Passage start
PARIS: Times are good for oak tree growers in France.

Exports of oak logs have soared and so have prices, largely because of demand from China. Beijing banned commercial timber harvests last year and Chinese millennials have developed a taste for high-quality wooden floors and furniture from Europe.

But boom for France’s exporters could mean bust for some of the country’s 550 sawmills.

French oak producers have traditionally sold oak logs to the mills, which then cut them into lumber for making products ranging from floors and furniture to coffins and wine barrels.

But now, private forest owners have started selling logs directly to Chinese buyers because they are ready to pay higher prices and do the processing themselves.
This has left many French sawmills short of wood to process and struggling to fulfill orders.

“The problem is that oak has never been as expensive in France and we, the processors, have never had as little of it,” David Chavot, head of the Margaritelli Fontaines sawmill, said at the mill in eastern France.

Sawmills with big stocks of oak are safe for now but will face problems buying new stock because they cannot afford the higher prices, said Nicolas Douzain-Didier, head of France’s National Forest Association (FNB).

Smaller ones will lose customers and shed jobs, he said.

“The most fragile will go under, one after another,” Douzain-Didier told Reuters.
Passage end
Extracted entries start
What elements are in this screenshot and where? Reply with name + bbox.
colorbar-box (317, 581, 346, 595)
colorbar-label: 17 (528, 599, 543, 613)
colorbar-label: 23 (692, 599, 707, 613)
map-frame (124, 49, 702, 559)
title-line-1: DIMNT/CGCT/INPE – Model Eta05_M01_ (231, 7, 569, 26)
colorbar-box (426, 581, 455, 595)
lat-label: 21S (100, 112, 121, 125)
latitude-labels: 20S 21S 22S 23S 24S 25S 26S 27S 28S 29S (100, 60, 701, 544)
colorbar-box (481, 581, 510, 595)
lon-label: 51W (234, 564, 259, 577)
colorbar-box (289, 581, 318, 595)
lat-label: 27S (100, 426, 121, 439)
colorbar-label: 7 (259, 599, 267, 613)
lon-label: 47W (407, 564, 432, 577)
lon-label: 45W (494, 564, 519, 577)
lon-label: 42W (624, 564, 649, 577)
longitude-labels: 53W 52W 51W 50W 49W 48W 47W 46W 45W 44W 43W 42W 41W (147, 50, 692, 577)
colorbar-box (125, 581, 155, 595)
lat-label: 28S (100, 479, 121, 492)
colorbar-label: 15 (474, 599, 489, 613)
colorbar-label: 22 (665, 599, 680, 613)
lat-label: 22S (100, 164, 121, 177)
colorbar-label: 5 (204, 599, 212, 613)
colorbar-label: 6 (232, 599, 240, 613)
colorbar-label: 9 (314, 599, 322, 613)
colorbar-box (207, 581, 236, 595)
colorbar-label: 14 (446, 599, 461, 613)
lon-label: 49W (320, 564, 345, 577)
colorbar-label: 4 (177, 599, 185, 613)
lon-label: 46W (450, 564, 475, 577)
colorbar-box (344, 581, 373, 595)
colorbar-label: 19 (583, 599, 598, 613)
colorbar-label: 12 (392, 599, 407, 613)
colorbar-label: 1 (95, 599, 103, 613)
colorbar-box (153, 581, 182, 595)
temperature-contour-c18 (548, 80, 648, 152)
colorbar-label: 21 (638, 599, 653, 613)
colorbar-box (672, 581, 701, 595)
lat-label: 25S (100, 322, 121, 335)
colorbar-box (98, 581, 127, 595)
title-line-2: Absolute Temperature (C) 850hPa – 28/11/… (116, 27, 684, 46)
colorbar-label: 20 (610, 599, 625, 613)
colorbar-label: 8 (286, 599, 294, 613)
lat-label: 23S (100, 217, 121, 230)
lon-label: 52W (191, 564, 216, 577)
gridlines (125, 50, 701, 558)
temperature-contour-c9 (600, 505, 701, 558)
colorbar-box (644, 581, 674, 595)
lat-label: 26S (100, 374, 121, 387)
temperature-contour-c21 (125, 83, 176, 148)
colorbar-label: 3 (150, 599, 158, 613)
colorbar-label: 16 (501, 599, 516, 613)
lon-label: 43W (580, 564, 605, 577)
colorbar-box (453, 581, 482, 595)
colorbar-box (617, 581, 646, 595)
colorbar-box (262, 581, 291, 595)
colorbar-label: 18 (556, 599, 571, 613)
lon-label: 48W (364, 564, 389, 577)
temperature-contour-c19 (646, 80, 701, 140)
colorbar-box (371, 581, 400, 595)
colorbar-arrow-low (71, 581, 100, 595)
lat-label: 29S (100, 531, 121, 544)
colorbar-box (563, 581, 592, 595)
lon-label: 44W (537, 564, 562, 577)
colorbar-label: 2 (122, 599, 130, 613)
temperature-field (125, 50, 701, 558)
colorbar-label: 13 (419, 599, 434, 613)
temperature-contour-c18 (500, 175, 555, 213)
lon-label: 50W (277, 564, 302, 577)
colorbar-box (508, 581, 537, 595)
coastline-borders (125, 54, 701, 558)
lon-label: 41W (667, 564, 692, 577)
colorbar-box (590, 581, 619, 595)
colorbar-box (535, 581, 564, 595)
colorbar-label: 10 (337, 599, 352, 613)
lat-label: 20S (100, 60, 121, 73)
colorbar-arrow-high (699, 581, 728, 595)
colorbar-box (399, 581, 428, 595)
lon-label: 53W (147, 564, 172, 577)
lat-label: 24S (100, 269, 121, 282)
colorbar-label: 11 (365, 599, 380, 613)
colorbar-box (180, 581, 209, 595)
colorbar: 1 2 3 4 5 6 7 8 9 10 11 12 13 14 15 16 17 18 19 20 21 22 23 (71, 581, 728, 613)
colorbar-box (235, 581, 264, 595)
Extracted entries end
## Exercises to complete
1 > According to the oak passage, how many sawmills does France have?
2 > Write out the oak passage word for word from "PARIS: Times are" up to and including "to fulfill orders.".
The material comes from a separate source, unrelated to the oak passage.

## Problem solutions
1 > 550

2 >
PARIS: Times are good for oak tree growers in France.

Exports of oak logs have soared and so have prices, largely because of demand from China. Beijing banned commercial timber harvests last year and Chinese millennials have developed a taste for high-quality wooden floors and furniture from Europe.

But boom for France’s exporters could mean bust for some of the country’s 550 sawmills.

French oak producers have traditionally sold oak logs to the mills, which then cut them into lumber for making products ranging from floors and furniture to coffins and wine barrels.

But now, private forest owners have started selling logs directly to Chinese buyers because they are ready to pay higher prices and do the processing themselves.
This has left many French sawmills short of wood to process and struggling to fulfill orders.